[MATERIAL TO PROCESS]
** start **
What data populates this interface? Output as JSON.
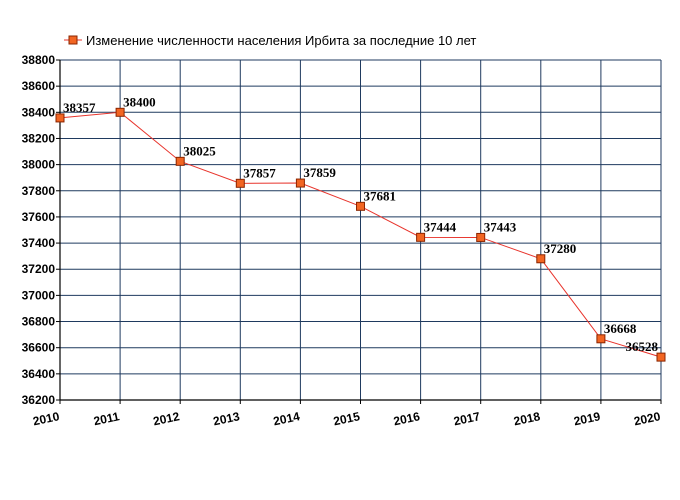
{
  "colors": {
    "line": "#e8342c",
    "marker_fill": "#f26522",
    "marker_stroke": "#8b2500",
    "grid": "#1f3a5f",
    "axis": "#000000"
  },
  "chart_data": {
    "type": "line",
    "title": "",
    "xlabel": "",
    "ylabel": "",
    "legend": {
      "position": "top",
      "entries": [
        "Изменение численности населения Ирбита за последние 10 лет"
      ]
    },
    "grid": true,
    "x": [
      "2010",
      "2011",
      "2012",
      "2013",
      "2014",
      "2015",
      "2016",
      "2017",
      "2018",
      "2019",
      "2020"
    ],
    "series": [
      {
        "name": "Изменение численности населения Ирбита за последние 10 лет",
        "values": [
          38357,
          38400,
          38025,
          37857,
          37859,
          37681,
          37444,
          37443,
          37280,
          36668,
          36528
        ],
        "labels": [
          "38357",
          "38400",
          "38025",
          "37857",
          "37859",
          "37681",
          "37444",
          "37443",
          "37280",
          "36668",
          "36528"
        ]
      }
    ],
    "ylim": [
      36200,
      38800
    ],
    "yticks": [
      "36200",
      "36400",
      "36600",
      "36800",
      "37000",
      "37200",
      "37400",
      "37600",
      "37800",
      "38000",
      "38200",
      "38400",
      "38600",
      "38800"
    ]
  }
}
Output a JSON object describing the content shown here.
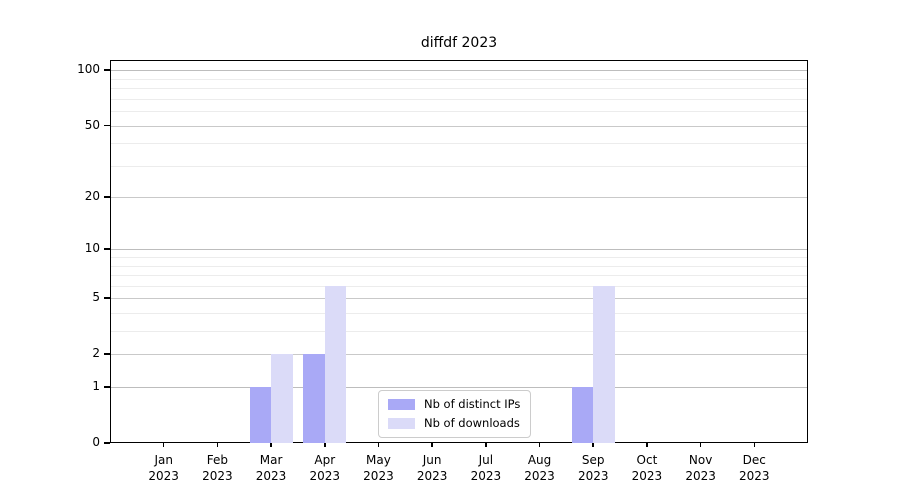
{
  "chart_data": {
    "type": "bar",
    "title": "diffdf 2023",
    "categories": [
      "Jan",
      "Feb",
      "Mar",
      "Apr",
      "May",
      "Jun",
      "Jul",
      "Aug",
      "Sep",
      "Oct",
      "Nov",
      "Dec"
    ],
    "category_year": "2023",
    "series": [
      {
        "name": "Nb of distinct IPs",
        "color": "#a9a9f6",
        "values": [
          0,
          0,
          1,
          2,
          0,
          0,
          0,
          0,
          1,
          0,
          0,
          0
        ]
      },
      {
        "name": "Nb of downloads",
        "color": "#dbdbf8",
        "values": [
          0,
          0,
          2,
          6,
          0,
          0,
          0,
          0,
          6,
          0,
          0,
          0
        ]
      }
    ],
    "yscale": "log10(value+1)",
    "ylim": [
      0,
      114
    ],
    "y_major_ticks": [
      0,
      1,
      2,
      5,
      10,
      20,
      50,
      100
    ],
    "y_minor_gridlines": [
      3,
      4,
      6,
      7,
      8,
      9,
      30,
      40,
      60,
      70,
      80,
      90
    ],
    "grid": "horizontal, major and minor",
    "legend_position": "lower center inside"
  },
  "colors": {
    "decade_grid": "#bdbdbd",
    "major_grid": "#c9c9c9",
    "minor_grid": "#ececec",
    "axis": "#000000",
    "legend_border": "#cccccc"
  }
}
** end **
[EXERCISE INSTRUCTIONS]
Your copy should match the entries exactly, minus the pictures.

[THE SOLUTION]
What data populates this interface? Output as JSON.
{
  "colors": {
    "line": "#e8342c",
    "marker_fill": "#f26522",
    "marker_stroke": "#8b2500",
    "grid": "#1f3a5f",
    "axis": "#000000"
  },
  "chart_data": {
    "type": "line",
    "title": "",
    "xlabel": "",
    "ylabel": "",
    "legend": {
      "position": "top",
      "entries": [
        "Изменение численности населения Ирбита за последние 10 лет"
      ]
    },
    "grid": true,
    "x": [
      "2010",
      "2011",
      "2012",
      "2013",
      "2014",
      "2015",
      "2016",
      "2017",
      "2018",
      "2019",
      "2020"
    ],
    "series": [
      {
        "name": "Изменение численности населения Ирбита за последние 10 лет",
        "values": [
          38357,
          38400,
          38025,
          37857,
          37859,
          37681,
          37444,
          37443,
          37280,
          36668,
          36528
        ],
        "labels": [
          "38357",
          "38400",
          "38025",
          "37857",
          "37859",
          "37681",
          "37444",
          "37443",
          "37280",
          "36668",
          "36528"
        ]
      }
    ],
    "ylim": [
      36200,
      38800
    ],
    "yticks": [
      "36200",
      "36400",
      "36600",
      "36800",
      "37000",
      "37200",
      "37400",
      "37600",
      "37800",
      "38000",
      "38200",
      "38400",
      "38600",
      "38800"
    ]
  }
}
Output a JSON object describing the content shown here.
{
  "chart_data": {
    "type": "bar",
    "title": "diffdf 2023",
    "categories": [
      "Jan",
      "Feb",
      "Mar",
      "Apr",
      "May",
      "Jun",
      "Jul",
      "Aug",
      "Sep",
      "Oct",
      "Nov",
      "Dec"
    ],
    "category_year": "2023",
    "series": [
      {
        "name": "Nb of distinct IPs",
        "color": "#a9a9f6",
        "values": [
          0,
          0,
          1,
          2,
          0,
          0,
          0,
          0,
          1,
          0,
          0,
          0
        ]
      },
      {
        "name": "Nb of downloads",
        "color": "#dbdbf8",
        "values": [
          0,
          0,
          2,
          6,
          0,
          0,
          0,
          0,
          6,
          0,
          0,
          0
        ]
      }
    ],
    "yscale": "log10(value+1)",
    "ylim": [
      0,
      114
    ],
    "y_major_ticks": [
      0,
      1,
      2,
      5,
      10,
      20,
      50,
      100
    ],
    "y_minor_gridlines": [
      3,
      4,
      6,
      7,
      8,
      9,
      30,
      40,
      60,
      70,
      80,
      90
    ],
    "grid": "horizontal, major and minor",
    "legend_position": "lower center inside"
  },
  "colors": {
    "decade_grid": "#bdbdbd",
    "major_grid": "#c9c9c9",
    "minor_grid": "#ececec",
    "axis": "#000000",
    "legend_border": "#cccccc"
  }
}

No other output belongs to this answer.